### Exercise goal
The records below are to be quoted in full; please keep every word exact.

━━ Entries ━━

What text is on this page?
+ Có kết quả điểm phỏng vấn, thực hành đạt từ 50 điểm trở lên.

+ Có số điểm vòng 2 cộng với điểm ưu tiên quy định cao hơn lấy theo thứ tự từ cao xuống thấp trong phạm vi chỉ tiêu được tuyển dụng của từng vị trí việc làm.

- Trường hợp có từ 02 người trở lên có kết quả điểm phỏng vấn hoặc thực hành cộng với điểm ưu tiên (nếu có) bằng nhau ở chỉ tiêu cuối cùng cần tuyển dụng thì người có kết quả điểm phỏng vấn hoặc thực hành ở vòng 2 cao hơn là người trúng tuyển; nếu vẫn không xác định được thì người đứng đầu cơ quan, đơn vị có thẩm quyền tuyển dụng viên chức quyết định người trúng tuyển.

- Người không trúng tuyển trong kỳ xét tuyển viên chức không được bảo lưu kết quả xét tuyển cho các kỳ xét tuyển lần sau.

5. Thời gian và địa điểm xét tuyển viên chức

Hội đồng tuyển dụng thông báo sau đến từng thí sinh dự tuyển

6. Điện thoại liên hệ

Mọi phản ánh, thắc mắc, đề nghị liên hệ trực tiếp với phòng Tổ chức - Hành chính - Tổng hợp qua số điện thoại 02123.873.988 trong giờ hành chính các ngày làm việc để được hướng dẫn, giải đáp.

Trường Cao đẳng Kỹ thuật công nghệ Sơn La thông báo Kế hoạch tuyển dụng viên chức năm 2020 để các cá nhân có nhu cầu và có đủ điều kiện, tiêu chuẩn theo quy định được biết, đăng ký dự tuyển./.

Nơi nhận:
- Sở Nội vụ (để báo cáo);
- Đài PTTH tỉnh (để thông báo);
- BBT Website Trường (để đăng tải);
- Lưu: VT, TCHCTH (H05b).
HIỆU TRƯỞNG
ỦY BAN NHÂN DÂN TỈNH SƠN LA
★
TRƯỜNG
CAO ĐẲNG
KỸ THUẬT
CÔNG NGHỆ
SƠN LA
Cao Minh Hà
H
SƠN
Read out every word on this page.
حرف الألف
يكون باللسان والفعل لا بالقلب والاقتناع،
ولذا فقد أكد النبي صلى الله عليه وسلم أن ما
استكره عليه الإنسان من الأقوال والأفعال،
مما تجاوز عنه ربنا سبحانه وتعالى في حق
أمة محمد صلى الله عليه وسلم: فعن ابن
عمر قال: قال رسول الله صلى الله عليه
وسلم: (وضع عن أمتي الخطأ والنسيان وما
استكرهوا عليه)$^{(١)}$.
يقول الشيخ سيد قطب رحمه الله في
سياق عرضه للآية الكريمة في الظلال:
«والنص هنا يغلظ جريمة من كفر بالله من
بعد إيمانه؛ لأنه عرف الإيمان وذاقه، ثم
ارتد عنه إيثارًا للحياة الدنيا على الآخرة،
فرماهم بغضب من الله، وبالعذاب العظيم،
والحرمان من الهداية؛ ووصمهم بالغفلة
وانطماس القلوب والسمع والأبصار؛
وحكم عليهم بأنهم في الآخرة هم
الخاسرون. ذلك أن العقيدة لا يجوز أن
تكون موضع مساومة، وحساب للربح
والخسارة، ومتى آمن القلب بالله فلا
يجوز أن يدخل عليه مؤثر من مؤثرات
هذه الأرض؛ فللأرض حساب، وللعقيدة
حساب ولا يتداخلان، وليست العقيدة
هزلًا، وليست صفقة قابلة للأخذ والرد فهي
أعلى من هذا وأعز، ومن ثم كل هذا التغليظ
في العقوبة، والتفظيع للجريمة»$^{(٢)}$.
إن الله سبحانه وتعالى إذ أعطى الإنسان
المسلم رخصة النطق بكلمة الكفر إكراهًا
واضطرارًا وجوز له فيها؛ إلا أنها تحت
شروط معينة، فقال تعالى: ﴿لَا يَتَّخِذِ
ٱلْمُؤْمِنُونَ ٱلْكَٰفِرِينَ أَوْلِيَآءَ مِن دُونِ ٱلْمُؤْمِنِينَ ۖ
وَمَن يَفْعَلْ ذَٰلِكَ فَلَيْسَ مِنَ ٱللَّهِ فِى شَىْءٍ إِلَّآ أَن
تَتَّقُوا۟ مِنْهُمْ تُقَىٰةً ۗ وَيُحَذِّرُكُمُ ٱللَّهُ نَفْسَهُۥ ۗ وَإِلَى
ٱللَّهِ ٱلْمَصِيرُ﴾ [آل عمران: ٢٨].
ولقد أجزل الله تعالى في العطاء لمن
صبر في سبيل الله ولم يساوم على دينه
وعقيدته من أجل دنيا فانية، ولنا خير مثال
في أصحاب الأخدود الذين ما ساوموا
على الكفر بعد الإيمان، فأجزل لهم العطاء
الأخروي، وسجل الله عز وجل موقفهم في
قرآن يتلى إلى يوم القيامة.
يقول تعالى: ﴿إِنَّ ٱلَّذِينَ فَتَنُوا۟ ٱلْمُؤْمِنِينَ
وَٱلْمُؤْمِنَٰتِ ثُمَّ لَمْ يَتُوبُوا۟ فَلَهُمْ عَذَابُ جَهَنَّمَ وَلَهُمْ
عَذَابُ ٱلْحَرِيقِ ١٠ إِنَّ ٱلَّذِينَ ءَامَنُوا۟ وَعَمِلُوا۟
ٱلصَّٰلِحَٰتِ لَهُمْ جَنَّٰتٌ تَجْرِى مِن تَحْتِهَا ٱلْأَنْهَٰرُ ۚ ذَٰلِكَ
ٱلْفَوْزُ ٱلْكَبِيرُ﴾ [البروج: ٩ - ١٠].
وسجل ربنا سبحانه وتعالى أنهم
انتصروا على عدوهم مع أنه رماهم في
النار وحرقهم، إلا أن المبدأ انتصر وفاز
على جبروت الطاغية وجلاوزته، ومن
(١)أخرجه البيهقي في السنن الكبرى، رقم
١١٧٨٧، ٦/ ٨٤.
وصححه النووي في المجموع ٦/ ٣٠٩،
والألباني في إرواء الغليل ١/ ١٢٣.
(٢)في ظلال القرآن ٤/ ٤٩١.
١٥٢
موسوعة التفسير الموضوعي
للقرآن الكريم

━━━

### Solution to the exercise
What text is on this page?
+ Có kết quả điểm phỏng vấn, thực hành đạt từ 50 điểm trở lên.

+ Có số điểm vòng 2 cộng với điểm ưu tiên quy định cao hơn lấy theo thứ tự từ cao xuống thấp trong phạm vi chỉ tiêu được tuyển dụng của từng vị trí việc làm.

- Trường hợp có từ 02 người trở lên có kết quả điểm phỏng vấn hoặc thực hành cộng với điểm ưu tiên (nếu có) bằng nhau ở chỉ tiêu cuối cùng cần tuyển dụng thì người có kết quả điểm phỏng vấn hoặc thực hành ở vòng 2 cao hơn là người trúng tuyển; nếu vẫn không xác định được thì người đứng đầu cơ quan, đơn vị có thẩm quyền tuyển dụng viên chức quyết định người trúng tuyển.

- Người không trúng tuyển trong kỳ xét tuyển viên chức không được bảo lưu kết quả xét tuyển cho các kỳ xét tuyển lần sau.

5. Thời gian và địa điểm xét tuyển viên chức

Hội đồng tuyển dụng thông báo sau đến từng thí sinh dự tuyển

6. Điện thoại liên hệ

Mọi phản ánh, thắc mắc, đề nghị liên hệ trực tiếp với phòng Tổ chức - Hành chính - Tổng hợp qua số điện thoại 02123.873.988 trong giờ hành chính các ngày làm việc để được hướng dẫn, giải đáp.

Trường Cao đẳng Kỹ thuật công nghệ Sơn La thông báo Kế hoạch tuyển dụng viên chức năm 2020 để các cá nhân có nhu cầu và có đủ điều kiện, tiêu chuẩn theo quy định được biết, đăng ký dự tuyển./.

Nơi nhận:
- Sở Nội vụ (để báo cáo);
- Đài PTTH tỉnh (để thông báo);
- BBT Website Trường (để đăng tải);
- Lưu: VT, TCHCTH (H05b).
HIỆU TRƯỞNG
ỦY BAN NHÂN DÂN TỈNH SƠN LA
★
TRƯỜNG
CAO ĐẲNG
KỸ THUẬT
CÔNG NGHỆ
SƠN LA
Cao Minh Hà
H
SƠN
Read out every word on this page.
حرف الألف
يكون باللسان والفعل لا بالقلب والاقتناع،
ولذا فقد أكد النبي صلى الله عليه وسلم أن ما
استكره عليه الإنسان من الأقوال والأفعال،
مما تجاوز عنه ربنا سبحانه وتعالى في حق
أمة محمد صلى الله عليه وسلم: فعن ابن
عمر قال: قال رسول الله صلى الله عليه
وسلم: (وضع عن أمتي الخطأ والنسيان وما
استكرهوا عليه)$^{(١)}$.
يقول الشيخ سيد قطب رحمه الله في
سياق عرضه للآية الكريمة في الظلال:
«والنص هنا يغلظ جريمة من كفر بالله من
بعد إيمانه؛ لأنه عرف الإيمان وذاقه، ثم
ارتد عنه إيثارًا للحياة الدنيا على الآخرة،
فرماهم بغضب من الله، وبالعذاب العظيم،
والحرمان من الهداية؛ ووصمهم بالغفلة
وانطماس القلوب والسمع والأبصار؛
وحكم عليهم بأنهم في الآخرة هم
الخاسرون. ذلك أن العقيدة لا يجوز أن
تكون موضع مساومة، وحساب للربح
والخسارة، ومتى آمن القلب بالله فلا
يجوز أن يدخل عليه مؤثر من مؤثرات
هذه الأرض؛ فللأرض حساب، وللعقيدة
حساب ولا يتداخلان، وليست العقيدة
هزلًا، وليست صفقة قابلة للأخذ والرد فهي
أعلى من هذا وأعز، ومن ثم كل هذا التغليظ
في العقوبة، والتفظيع للجريمة»$^{(٢)}$.
إن الله سبحانه وتعالى إذ أعطى الإنسان
المسلم رخصة النطق بكلمة الكفر إكراهًا
واضطرارًا وجوز له فيها؛ إلا أنها تحت
شروط معينة، فقال تعالى: ﴿لَا يَتَّخِذِ
ٱلْمُؤْمِنُونَ ٱلْكَٰفِرِينَ أَوْلِيَآءَ مِن دُونِ ٱلْمُؤْمِنِينَ ۖ
وَمَن يَفْعَلْ ذَٰلِكَ فَلَيْسَ مِنَ ٱللَّهِ فِى شَىْءٍ إِلَّآ أَن
تَتَّقُوا۟ مِنْهُمْ تُقَىٰةً ۗ وَيُحَذِّرُكُمُ ٱللَّهُ نَفْسَهُۥ ۗ وَإِلَى
ٱللَّهِ ٱلْمَصِيرُ﴾ [آل عمران: ٢٨].
ولقد أجزل الله تعالى في العطاء لمن
صبر في سبيل الله ولم يساوم على دينه
وعقيدته من أجل دنيا فانية، ولنا خير مثال
في أصحاب الأخدود الذين ما ساوموا
على الكفر بعد الإيمان، فأجزل لهم العطاء
الأخروي، وسجل الله عز وجل موقفهم في
قرآن يتلى إلى يوم القيامة.
يقول تعالى: ﴿إِنَّ ٱلَّذِينَ فَتَنُوا۟ ٱلْمُؤْمِنِينَ
وَٱلْمُؤْمِنَٰتِ ثُمَّ لَمْ يَتُوبُوا۟ فَلَهُمْ عَذَابُ جَهَنَّمَ وَلَهُمْ
عَذَابُ ٱلْحَرِيقِ ١٠ إِنَّ ٱلَّذِينَ ءَامَنُوا۟ وَعَمِلُوا۟
ٱلصَّٰلِحَٰتِ لَهُمْ جَنَّٰتٌ تَجْرِى مِن تَحْتِهَا ٱلْأَنْهَٰرُ ۚ ذَٰلِكَ
ٱلْفَوْزُ ٱلْكَبِيرُ﴾ [البروج: ٩ - ١٠].
وسجل ربنا سبحانه وتعالى أنهم
انتصروا على عدوهم مع أنه رماهم في
النار وحرقهم، إلا أن المبدأ انتصر وفاز
على جبروت الطاغية وجلاوزته، ومن
(١)أخرجه البيهقي في السنن الكبرى، رقم
١١٧٨٧، ٦/ ٨٤.
وصححه النووي في المجموع ٦/ ٣٠٩،
والألباني في إرواء الغليل ١/ ١٢٣.
(٢)في ظلال القرآن ٤/ ٤٩١.
١٥٢
موسوعة التفسير الموضوعي
للقرآن الكريم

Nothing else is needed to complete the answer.